**STATED PROBLEM:** Below is a block of records; repeat each one exactly.

+--

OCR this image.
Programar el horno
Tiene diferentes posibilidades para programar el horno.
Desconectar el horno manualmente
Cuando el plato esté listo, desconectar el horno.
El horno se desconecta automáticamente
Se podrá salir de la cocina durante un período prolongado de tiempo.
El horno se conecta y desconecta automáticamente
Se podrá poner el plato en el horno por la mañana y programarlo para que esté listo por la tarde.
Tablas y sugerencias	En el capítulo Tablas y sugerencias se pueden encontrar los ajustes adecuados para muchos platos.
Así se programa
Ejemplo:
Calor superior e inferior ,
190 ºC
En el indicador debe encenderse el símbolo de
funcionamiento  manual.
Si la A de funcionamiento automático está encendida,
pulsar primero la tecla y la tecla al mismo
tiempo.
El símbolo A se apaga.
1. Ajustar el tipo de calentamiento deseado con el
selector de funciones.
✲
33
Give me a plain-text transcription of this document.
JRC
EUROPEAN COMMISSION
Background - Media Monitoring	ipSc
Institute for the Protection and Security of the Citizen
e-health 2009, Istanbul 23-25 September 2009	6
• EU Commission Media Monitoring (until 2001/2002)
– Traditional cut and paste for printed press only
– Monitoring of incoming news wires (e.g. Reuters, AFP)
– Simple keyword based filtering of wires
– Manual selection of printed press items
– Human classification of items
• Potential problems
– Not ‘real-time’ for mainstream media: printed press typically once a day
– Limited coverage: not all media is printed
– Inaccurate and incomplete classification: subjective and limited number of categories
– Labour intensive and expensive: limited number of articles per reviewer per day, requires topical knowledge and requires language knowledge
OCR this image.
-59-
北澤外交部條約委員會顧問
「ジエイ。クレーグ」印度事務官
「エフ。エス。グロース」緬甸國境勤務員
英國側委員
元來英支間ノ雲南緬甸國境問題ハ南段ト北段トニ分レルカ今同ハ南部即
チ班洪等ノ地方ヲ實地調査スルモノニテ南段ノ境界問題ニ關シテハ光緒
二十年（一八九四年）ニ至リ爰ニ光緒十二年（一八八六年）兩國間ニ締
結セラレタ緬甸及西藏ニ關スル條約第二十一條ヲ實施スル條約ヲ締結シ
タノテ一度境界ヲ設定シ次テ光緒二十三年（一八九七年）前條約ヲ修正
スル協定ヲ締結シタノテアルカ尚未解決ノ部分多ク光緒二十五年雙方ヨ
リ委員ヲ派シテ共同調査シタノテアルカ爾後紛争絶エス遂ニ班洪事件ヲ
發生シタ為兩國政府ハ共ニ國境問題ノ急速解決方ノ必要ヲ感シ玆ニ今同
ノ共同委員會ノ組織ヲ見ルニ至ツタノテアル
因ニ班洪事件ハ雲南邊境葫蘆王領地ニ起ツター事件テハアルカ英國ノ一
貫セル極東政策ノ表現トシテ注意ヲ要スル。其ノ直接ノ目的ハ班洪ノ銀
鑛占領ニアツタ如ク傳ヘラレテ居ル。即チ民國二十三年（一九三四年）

+--

**RIGHT ANSWER:**
OCR this image.
Programar el horno
Tiene diferentes posibilidades para programar el horno.
Desconectar el horno manualmente
Cuando el plato esté listo, desconectar el horno.
El horno se desconecta automáticamente
Se podrá salir de la cocina durante un período prolongado de tiempo.
El horno se conecta y desconecta automáticamente
Se podrá poner el plato en el horno por la mañana y programarlo para que esté listo por la tarde.
Tablas y sugerencias	En el capítulo Tablas y sugerencias se pueden encontrar los ajustes adecuados para muchos platos.
Así se programa
Ejemplo:
Calor superior e inferior ,
190 ºC
En el indicador debe encenderse el símbolo de
funcionamiento  manual.
Si la A de funcionamiento automático está encendida,
pulsar primero la tecla y la tecla al mismo
tiempo.
El símbolo A se apaga.
1. Ajustar el tipo de calentamiento deseado con el
selector de funciones.
✲
33
Give me a plain-text transcription of this document.
JRC
EUROPEAN COMMISSION
Background - Media Monitoring	ipSc
Institute for the Protection and Security of the Citizen
e-health 2009, Istanbul 23-25 September 2009	6
• EU Commission Media Monitoring (until 2001/2002)
– Traditional cut and paste for printed press only
– Monitoring of incoming news wires (e.g. Reuters, AFP)
– Simple keyword based filtering of wires
– Manual selection of printed press items
– Human classification of items
• Potential problems
– Not ‘real-time’ for mainstream media: printed press typically once a day
– Limited coverage: not all media is printed
– Inaccurate and incomplete classification: subjective and limited number of categories
– Labour intensive and expensive: limited number of articles per reviewer per day, requires topical knowledge and requires language knowledge
OCR this image.
-59-
北澤外交部條約委員會顧問
「ジエイ。クレーグ」印度事務官
「エフ。エス。グロース」緬甸國境勤務員
英國側委員
元來英支間ノ雲南緬甸國境問題ハ南段ト北段トニ分レルカ今同ハ南部即
チ班洪等ノ地方ヲ實地調査スルモノニテ南段ノ境界問題ニ關シテハ光緒
二十年（一八九四年）ニ至リ爰ニ光緒十二年（一八八六年）兩國間ニ締
結セラレタ緬甸及西藏ニ關スル條約第二十一條ヲ實施スル條約ヲ締結シ
タノテ一度境界ヲ設定シ次テ光緒二十三年（一八九七年）前條約ヲ修正
スル協定ヲ締結シタノテアルカ尚未解決ノ部分多ク光緒二十五年雙方ヨ
リ委員ヲ派シテ共同調査シタノテアルカ爾後紛争絶エス遂ニ班洪事件ヲ
發生シタ為兩國政府ハ共ニ國境問題ノ急速解決方ノ必要ヲ感シ玆ニ今同
ノ共同委員會ノ組織ヲ見ルニ至ツタノテアル
因ニ班洪事件ハ雲南邊境葫蘆王領地ニ起ツター事件テハアルカ英國ノ一
貫セル極東政策ノ表現トシテ注意ヲ要スル。其ノ直接ノ目的ハ班洪ノ銀
鑛占領ニアツタ如ク傳ヘラレテ居ル。即チ民國二十三年（一九三四年）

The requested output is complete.